→ **The problem**:
Below are some entries; can you quote all of them exactly?
### Data supplied ###
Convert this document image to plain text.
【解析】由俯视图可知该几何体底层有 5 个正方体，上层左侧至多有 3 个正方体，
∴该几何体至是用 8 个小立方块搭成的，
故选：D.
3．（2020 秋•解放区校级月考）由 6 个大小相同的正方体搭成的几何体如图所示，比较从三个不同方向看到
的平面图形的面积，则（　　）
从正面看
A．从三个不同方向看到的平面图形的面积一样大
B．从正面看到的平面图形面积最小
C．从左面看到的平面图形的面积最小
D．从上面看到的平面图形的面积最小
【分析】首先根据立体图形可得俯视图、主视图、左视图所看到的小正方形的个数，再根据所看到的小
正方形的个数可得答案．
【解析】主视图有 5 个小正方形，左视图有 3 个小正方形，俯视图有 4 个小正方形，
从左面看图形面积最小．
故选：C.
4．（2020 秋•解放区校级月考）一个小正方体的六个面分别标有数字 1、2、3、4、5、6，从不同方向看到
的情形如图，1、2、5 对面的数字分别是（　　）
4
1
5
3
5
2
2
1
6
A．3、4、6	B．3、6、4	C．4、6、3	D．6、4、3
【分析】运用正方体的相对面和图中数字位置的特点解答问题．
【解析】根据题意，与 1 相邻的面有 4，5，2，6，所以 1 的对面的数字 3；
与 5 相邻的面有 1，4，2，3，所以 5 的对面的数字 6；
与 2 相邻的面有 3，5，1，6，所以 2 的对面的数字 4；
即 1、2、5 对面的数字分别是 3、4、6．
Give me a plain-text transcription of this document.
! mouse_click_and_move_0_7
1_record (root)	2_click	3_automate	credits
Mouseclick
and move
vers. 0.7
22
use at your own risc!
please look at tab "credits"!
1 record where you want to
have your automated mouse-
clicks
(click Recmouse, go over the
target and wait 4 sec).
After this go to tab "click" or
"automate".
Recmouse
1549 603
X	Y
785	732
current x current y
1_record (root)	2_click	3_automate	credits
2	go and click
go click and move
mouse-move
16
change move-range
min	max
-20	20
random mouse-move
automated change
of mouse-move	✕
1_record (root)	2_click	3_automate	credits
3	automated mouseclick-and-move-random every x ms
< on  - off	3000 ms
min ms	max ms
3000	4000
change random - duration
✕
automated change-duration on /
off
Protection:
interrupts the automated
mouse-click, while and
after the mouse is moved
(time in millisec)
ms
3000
###
→ **Full answer**:
Convert this document image to plain text.
【解析】由俯视图可知该几何体底层有 5 个正方体，上层左侧至多有 3 个正方体，
∴该几何体至是用 8 个小立方块搭成的，
故选：D.
3．（2020 秋•解放区校级月考）由 6 个大小相同的正方体搭成的几何体如图所示，比较从三个不同方向看到
的平面图形的面积，则（　　）
从正面看
A．从三个不同方向看到的平面图形的面积一样大
B．从正面看到的平面图形面积最小
C．从左面看到的平面图形的面积最小
D．从上面看到的平面图形的面积最小
【分析】首先根据立体图形可得俯视图、主视图、左视图所看到的小正方形的个数，再根据所看到的小
正方形的个数可得答案．
【解析】主视图有 5 个小正方形，左视图有 3 个小正方形，俯视图有 4 个小正方形，
从左面看图形面积最小．
故选：C.
4．（2020 秋•解放区校级月考）一个小正方体的六个面分别标有数字 1、2、3、4、5、6，从不同方向看到
的情形如图，1、2、5 对面的数字分别是（　　）
4
1
5
3
5
2
2
1
6
A．3、4、6	B．3、6、4	C．4、6、3	D．6、4、3
【分析】运用正方体的相对面和图中数字位置的特点解答问题．
【解析】根据题意，与 1 相邻的面有 4，5，2，6，所以 1 的对面的数字 3；
与 5 相邻的面有 1，4，2，3，所以 5 的对面的数字 6；
与 2 相邻的面有 3，5，1，6，所以 2 的对面的数字 4；
即 1、2、5 对面的数字分别是 3、4、6．
Give me a plain-text transcription of this document.
! mouse_click_and_move_0_7
1_record (root)	2_click	3_automate	credits
Mouseclick
and move
vers. 0.7
22
use at your own risc!
please look at tab "credits"!
1 record where you want to
have your automated mouse-
clicks
(click Recmouse, go over the
target and wait 4 sec).
After this go to tab "click" or
"automate".
Recmouse
1549 603
X	Y
785	732
current x current y
1_record (root)	2_click	3_automate	credits
2	go and click
go click and move
mouse-move
16
change move-range
min	max
-20	20
random mouse-move
automated change
of mouse-move	✕
1_record (root)	2_click	3_automate	credits
3	automated mouseclick-and-move-random every x ms
< on  - off	3000 ms
min ms	max ms
3000	4000
change random - duration
✕
automated change-duration on /
off
Protection:
interrupts the automated
mouse-click, while and
after the mouse is moved
(time in millisec)
ms
3000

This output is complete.